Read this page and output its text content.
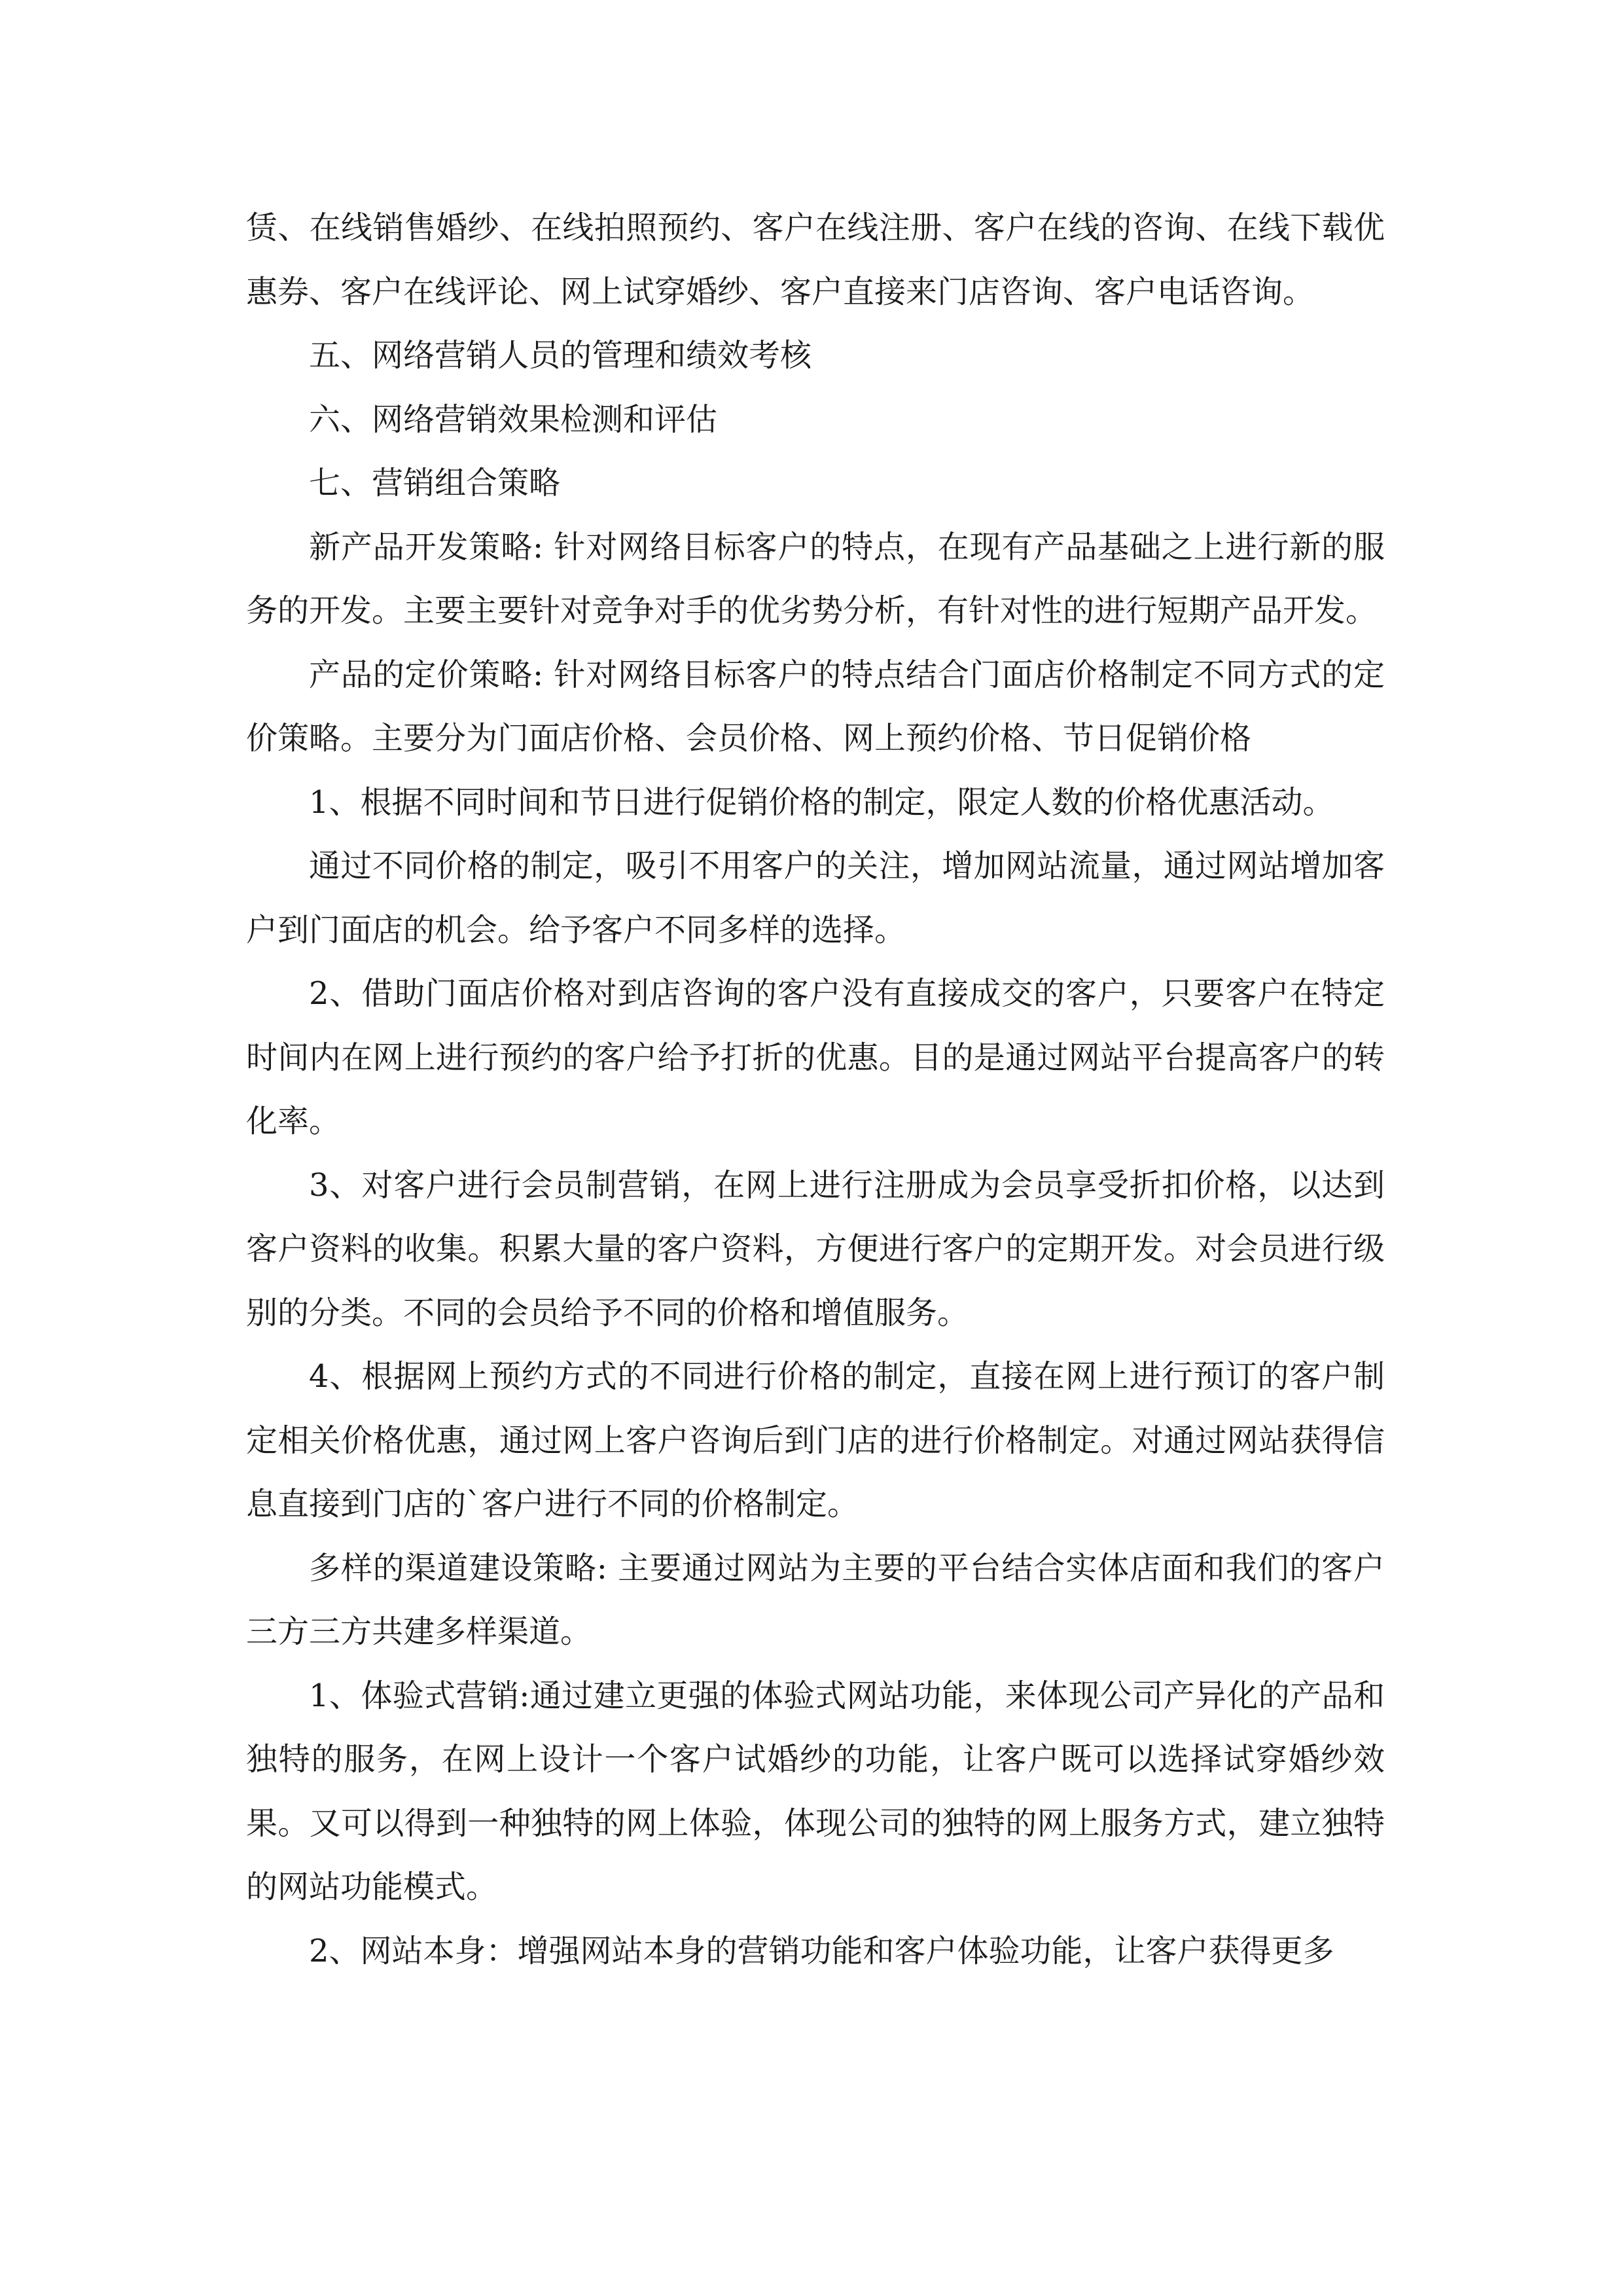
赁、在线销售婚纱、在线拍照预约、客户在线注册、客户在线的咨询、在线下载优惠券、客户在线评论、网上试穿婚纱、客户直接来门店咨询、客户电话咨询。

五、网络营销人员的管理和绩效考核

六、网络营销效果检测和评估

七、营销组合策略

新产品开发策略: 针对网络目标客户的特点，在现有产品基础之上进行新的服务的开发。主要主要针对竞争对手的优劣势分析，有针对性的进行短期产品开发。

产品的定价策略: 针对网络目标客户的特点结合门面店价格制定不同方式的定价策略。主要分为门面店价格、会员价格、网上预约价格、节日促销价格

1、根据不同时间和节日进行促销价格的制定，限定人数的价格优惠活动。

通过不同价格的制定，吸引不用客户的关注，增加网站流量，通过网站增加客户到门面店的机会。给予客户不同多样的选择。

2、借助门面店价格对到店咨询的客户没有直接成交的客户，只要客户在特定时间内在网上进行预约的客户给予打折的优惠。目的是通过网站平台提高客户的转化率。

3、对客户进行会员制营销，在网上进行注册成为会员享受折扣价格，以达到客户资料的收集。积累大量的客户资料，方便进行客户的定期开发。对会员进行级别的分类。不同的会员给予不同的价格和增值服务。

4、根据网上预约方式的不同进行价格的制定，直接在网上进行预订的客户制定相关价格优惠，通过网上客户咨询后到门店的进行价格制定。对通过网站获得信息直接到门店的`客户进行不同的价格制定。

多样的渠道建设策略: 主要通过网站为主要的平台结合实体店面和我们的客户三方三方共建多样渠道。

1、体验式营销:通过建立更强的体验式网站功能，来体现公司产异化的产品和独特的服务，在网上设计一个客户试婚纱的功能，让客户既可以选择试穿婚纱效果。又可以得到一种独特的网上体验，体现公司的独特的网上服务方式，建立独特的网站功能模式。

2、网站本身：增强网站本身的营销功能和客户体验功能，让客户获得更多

□ □ □ □ □ □ □

WHAT IS BEING ASKED: The records above need to be restated word for word, with the pictures left out.

SOLUTION TO THIS EXERCISE:
Read this page and output its text content.
赁、在线销售婚纱、在线拍照预约、客户在线注册、客户在线的咨询、在线下载优惠券、客户在线评论、网上试穿婚纱、客户直接来门店咨询、客户电话咨询。

五、网络营销人员的管理和绩效考核

六、网络营销效果检测和评估

七、营销组合策略

新产品开发策略: 针对网络目标客户的特点，在现有产品基础之上进行新的服务的开发。主要主要针对竞争对手的优劣势分析，有针对性的进行短期产品开发。

产品的定价策略: 针对网络目标客户的特点结合门面店价格制定不同方式的定价策略。主要分为门面店价格、会员价格、网上预约价格、节日促销价格

1、根据不同时间和节日进行促销价格的制定，限定人数的价格优惠活动。

通过不同价格的制定，吸引不用客户的关注，增加网站流量，通过网站增加客户到门面店的机会。给予客户不同多样的选择。

2、借助门面店价格对到店咨询的客户没有直接成交的客户，只要客户在特定时间内在网上进行预约的客户给予打折的优惠。目的是通过网站平台提高客户的转化率。

3、对客户进行会员制营销，在网上进行注册成为会员享受折扣价格，以达到客户资料的收集。积累大量的客户资料，方便进行客户的定期开发。对会员进行级别的分类。不同的会员给予不同的价格和增值服务。

4、根据网上预约方式的不同进行价格的制定，直接在网上进行预订的客户制定相关价格优惠，通过网上客户咨询后到门店的进行价格制定。对通过网站获得信息直接到门店的`客户进行不同的价格制定。

多样的渠道建设策略: 主要通过网站为主要的平台结合实体店面和我们的客户三方三方共建多样渠道。

1、体验式营销:通过建立更强的体验式网站功能，来体现公司产异化的产品和独特的服务，在网上设计一个客户试婚纱的功能，让客户既可以选择试穿婚纱效果。又可以得到一种独特的网上体验，体现公司的独特的网上服务方式，建立独特的网站功能模式。

2、网站本身：增强网站本身的营销功能和客户体验功能，让客户获得更多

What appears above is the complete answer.